Recorded data
┏━━

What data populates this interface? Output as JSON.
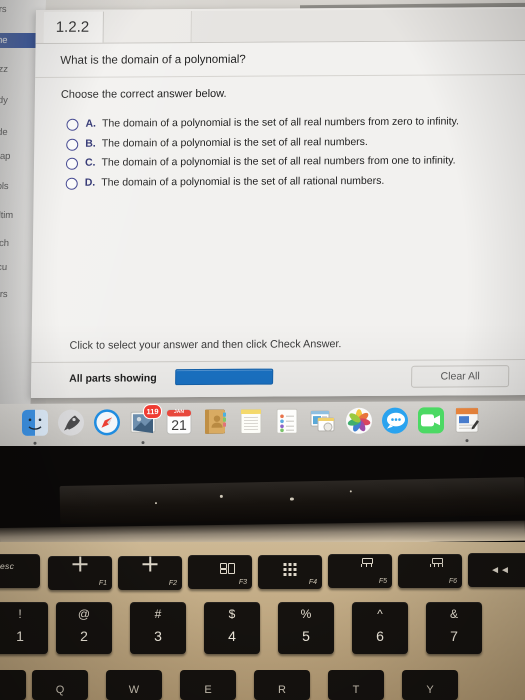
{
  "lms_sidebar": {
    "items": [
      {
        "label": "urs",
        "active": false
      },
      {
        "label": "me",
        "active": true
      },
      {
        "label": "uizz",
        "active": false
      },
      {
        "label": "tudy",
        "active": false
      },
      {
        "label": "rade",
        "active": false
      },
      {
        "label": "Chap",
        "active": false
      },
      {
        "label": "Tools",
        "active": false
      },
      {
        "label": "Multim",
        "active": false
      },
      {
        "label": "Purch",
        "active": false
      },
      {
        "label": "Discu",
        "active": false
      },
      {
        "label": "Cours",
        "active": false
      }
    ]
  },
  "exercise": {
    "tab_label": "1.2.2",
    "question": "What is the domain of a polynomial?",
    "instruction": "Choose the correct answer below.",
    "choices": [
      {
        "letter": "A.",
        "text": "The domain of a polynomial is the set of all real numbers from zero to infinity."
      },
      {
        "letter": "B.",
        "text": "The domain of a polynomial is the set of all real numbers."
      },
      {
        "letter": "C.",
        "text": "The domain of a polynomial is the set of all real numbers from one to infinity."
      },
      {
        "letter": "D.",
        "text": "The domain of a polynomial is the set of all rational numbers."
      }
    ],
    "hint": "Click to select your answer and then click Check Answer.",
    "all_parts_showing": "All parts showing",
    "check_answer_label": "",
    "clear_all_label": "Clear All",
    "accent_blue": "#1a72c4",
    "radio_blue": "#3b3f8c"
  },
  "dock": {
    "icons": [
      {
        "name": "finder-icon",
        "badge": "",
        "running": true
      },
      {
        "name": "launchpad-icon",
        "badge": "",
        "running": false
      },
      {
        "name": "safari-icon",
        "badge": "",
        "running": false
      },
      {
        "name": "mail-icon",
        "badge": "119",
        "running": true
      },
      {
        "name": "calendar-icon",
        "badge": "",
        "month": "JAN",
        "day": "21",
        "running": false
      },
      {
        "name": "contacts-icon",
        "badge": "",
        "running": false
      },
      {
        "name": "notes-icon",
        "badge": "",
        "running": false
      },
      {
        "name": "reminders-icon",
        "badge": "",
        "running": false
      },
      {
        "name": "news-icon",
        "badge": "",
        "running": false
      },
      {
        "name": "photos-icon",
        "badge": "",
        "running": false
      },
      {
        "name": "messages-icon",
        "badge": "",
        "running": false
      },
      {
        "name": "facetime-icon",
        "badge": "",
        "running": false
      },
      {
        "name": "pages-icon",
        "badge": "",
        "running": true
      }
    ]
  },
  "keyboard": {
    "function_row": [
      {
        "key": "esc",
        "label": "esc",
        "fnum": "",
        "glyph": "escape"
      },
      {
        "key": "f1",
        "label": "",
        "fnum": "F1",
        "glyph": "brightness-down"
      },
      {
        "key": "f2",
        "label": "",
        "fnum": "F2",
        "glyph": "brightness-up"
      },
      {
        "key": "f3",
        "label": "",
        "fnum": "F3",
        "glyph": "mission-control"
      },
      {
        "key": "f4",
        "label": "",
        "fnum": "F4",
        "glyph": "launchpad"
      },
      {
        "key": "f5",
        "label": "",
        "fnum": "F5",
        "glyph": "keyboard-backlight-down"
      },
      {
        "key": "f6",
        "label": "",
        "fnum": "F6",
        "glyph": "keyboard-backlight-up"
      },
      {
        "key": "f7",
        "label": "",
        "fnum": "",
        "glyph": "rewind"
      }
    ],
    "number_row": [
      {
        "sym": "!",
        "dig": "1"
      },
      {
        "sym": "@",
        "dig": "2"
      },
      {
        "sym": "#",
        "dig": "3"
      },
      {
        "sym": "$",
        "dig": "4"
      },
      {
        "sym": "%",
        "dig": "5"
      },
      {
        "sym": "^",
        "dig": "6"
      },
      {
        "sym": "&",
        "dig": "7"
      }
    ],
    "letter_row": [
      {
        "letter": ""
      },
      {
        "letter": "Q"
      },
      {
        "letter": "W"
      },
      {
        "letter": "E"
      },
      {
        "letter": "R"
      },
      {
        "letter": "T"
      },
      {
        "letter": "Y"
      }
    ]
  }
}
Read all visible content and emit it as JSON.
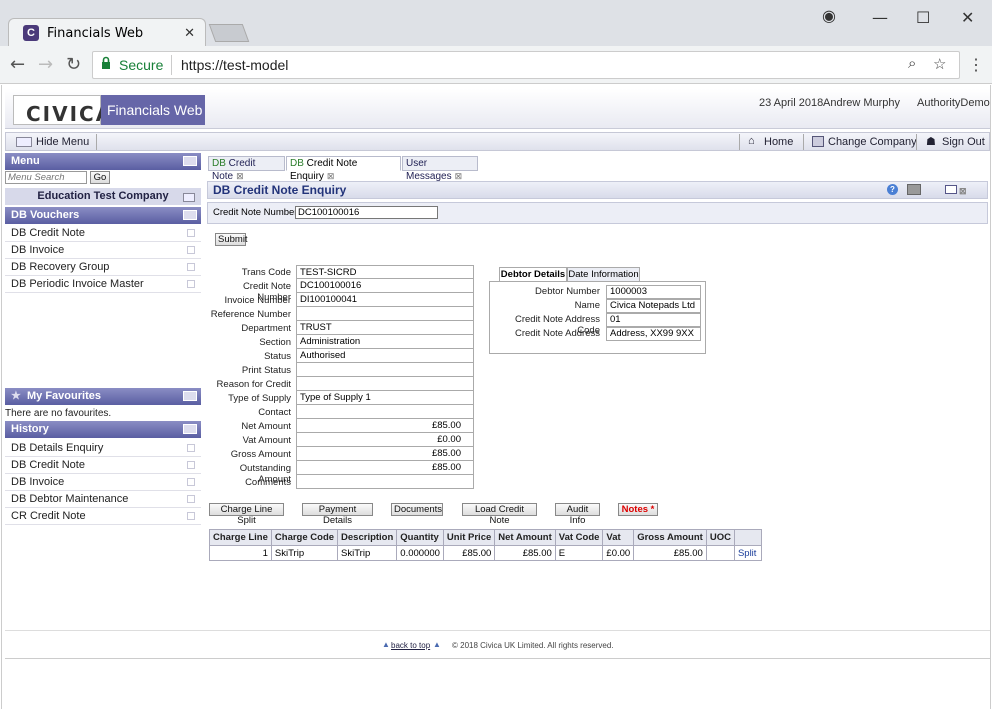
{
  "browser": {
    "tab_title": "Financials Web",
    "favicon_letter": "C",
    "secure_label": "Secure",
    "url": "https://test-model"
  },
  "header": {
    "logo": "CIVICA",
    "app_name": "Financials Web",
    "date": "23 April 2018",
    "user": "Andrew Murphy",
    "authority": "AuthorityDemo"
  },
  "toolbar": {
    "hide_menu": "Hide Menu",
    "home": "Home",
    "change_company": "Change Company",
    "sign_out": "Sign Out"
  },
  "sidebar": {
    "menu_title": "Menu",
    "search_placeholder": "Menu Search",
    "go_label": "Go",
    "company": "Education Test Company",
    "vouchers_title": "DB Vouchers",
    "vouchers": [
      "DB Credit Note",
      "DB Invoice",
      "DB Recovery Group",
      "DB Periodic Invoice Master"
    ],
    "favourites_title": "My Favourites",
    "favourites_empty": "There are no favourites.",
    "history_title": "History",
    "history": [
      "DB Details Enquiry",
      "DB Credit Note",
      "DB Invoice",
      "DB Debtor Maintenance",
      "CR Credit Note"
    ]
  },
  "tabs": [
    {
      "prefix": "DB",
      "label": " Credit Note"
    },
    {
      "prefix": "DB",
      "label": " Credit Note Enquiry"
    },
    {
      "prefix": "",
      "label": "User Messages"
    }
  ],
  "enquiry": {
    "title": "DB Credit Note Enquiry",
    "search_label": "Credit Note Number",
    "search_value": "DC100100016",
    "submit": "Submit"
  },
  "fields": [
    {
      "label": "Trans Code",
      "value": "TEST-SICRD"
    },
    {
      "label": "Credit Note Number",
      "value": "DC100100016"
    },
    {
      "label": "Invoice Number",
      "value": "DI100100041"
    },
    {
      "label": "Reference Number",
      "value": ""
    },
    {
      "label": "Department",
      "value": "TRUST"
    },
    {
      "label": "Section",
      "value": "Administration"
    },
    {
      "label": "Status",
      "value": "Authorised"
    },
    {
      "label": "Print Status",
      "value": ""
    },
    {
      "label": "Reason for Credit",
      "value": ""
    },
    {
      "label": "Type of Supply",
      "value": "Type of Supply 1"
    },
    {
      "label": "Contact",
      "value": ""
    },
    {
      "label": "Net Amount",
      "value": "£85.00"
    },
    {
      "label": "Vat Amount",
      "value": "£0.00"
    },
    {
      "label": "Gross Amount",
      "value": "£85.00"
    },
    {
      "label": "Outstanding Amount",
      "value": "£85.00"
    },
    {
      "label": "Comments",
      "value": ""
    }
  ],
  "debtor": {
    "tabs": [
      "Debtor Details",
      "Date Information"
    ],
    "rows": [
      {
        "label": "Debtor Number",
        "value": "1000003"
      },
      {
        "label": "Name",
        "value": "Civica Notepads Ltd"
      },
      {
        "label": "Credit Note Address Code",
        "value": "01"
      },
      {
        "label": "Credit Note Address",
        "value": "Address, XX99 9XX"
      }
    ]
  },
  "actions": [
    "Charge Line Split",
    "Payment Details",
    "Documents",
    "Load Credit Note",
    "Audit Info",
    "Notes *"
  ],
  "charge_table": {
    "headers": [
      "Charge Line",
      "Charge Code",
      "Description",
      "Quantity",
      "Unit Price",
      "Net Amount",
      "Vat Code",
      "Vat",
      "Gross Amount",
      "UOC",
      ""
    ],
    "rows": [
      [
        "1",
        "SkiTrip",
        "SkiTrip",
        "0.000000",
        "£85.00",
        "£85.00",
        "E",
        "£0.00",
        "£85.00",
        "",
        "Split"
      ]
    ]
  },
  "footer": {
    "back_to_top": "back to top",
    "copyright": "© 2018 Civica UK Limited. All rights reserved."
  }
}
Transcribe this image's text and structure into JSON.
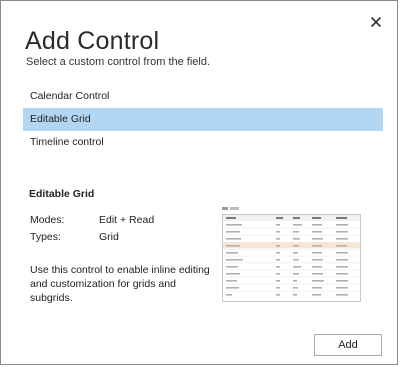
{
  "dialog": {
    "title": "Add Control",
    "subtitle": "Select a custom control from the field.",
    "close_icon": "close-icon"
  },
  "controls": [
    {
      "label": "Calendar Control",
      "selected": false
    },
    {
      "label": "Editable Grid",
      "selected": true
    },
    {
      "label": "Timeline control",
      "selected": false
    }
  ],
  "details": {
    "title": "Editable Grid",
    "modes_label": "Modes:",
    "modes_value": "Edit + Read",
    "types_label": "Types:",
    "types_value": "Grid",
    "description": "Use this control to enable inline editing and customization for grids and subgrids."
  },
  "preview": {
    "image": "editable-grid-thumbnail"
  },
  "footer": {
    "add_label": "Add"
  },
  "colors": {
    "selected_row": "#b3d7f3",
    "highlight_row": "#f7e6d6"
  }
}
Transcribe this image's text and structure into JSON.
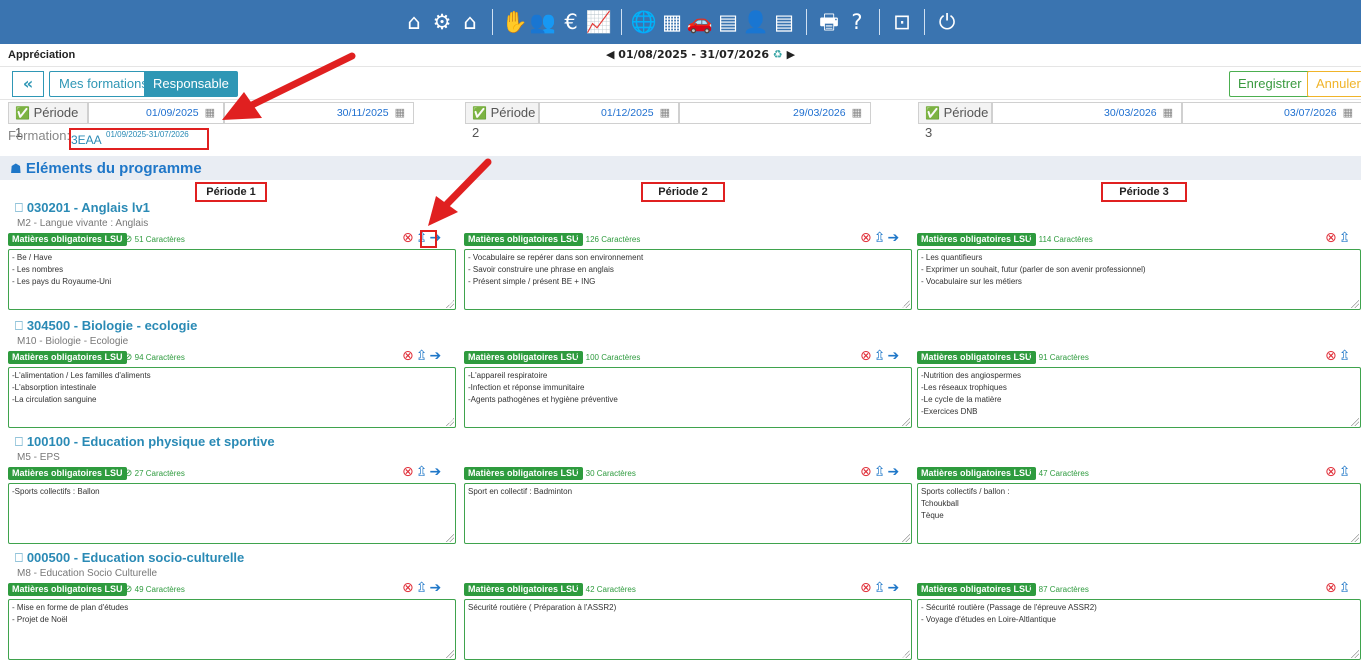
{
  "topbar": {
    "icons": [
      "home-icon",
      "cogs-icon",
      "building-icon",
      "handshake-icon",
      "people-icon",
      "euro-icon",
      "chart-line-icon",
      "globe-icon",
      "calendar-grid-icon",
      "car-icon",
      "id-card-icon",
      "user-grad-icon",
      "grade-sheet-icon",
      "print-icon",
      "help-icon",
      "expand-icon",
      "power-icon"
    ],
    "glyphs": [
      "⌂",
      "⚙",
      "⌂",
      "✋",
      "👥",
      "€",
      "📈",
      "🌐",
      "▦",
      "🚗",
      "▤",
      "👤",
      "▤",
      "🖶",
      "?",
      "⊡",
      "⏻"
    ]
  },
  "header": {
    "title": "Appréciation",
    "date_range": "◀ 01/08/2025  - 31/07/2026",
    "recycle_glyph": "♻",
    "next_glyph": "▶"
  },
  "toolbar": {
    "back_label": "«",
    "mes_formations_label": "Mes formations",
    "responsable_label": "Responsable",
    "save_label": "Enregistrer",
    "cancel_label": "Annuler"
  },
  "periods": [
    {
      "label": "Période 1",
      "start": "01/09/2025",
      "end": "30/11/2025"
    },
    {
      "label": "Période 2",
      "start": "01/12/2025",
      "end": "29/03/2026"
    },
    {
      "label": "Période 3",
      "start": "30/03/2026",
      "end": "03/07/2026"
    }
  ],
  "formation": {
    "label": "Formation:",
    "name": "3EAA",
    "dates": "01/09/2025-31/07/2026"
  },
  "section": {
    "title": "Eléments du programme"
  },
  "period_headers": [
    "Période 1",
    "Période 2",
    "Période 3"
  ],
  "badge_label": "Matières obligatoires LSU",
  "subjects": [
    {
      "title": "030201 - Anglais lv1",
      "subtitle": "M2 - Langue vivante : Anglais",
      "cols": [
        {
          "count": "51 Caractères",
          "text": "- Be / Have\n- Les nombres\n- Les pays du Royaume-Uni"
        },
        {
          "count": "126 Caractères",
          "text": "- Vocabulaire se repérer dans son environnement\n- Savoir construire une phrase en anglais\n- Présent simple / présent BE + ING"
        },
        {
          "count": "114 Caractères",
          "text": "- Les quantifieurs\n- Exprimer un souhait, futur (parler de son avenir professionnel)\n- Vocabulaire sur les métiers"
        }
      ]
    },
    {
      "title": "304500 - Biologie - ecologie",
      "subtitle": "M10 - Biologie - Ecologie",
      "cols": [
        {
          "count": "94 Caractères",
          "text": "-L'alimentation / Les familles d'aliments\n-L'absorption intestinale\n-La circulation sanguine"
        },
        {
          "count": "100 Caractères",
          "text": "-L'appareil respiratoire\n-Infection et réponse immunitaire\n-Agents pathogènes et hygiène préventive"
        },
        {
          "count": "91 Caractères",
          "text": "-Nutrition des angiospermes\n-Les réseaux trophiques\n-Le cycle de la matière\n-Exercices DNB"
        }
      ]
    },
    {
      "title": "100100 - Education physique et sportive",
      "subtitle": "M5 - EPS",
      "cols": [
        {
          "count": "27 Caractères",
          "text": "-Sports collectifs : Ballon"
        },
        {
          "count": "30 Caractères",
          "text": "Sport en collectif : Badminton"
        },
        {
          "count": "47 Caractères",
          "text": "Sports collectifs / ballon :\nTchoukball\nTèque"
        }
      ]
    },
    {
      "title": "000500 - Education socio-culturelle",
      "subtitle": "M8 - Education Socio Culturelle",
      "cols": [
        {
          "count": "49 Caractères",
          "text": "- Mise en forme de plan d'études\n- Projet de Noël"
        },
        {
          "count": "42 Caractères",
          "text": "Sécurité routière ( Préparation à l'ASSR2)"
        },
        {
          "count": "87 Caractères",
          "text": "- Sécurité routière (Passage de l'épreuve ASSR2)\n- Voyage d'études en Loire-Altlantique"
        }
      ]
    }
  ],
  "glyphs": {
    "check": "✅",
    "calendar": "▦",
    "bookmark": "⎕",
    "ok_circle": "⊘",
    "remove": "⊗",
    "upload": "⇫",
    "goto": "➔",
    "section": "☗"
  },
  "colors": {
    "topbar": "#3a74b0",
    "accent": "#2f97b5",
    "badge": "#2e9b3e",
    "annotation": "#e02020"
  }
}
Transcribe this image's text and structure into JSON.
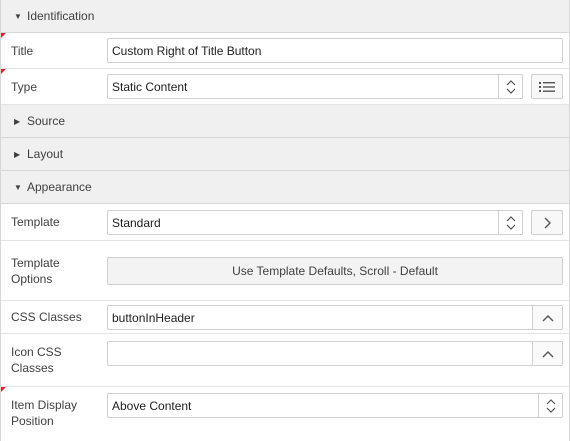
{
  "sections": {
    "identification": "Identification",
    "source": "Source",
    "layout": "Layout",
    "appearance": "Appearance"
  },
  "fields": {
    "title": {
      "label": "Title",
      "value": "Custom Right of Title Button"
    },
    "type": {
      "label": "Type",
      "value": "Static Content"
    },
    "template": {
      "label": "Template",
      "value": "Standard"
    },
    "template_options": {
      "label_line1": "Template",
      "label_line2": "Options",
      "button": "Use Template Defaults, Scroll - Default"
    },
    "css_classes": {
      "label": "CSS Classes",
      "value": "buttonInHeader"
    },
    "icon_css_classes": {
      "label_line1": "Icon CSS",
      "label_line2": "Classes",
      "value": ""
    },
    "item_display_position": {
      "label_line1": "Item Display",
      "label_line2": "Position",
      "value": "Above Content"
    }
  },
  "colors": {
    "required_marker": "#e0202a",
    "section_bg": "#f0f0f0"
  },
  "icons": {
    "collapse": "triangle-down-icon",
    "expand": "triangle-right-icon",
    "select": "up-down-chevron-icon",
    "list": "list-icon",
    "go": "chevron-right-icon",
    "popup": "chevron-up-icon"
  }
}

┗━━

Work out the number of lines above that include the string "infinity" and write only that number.

2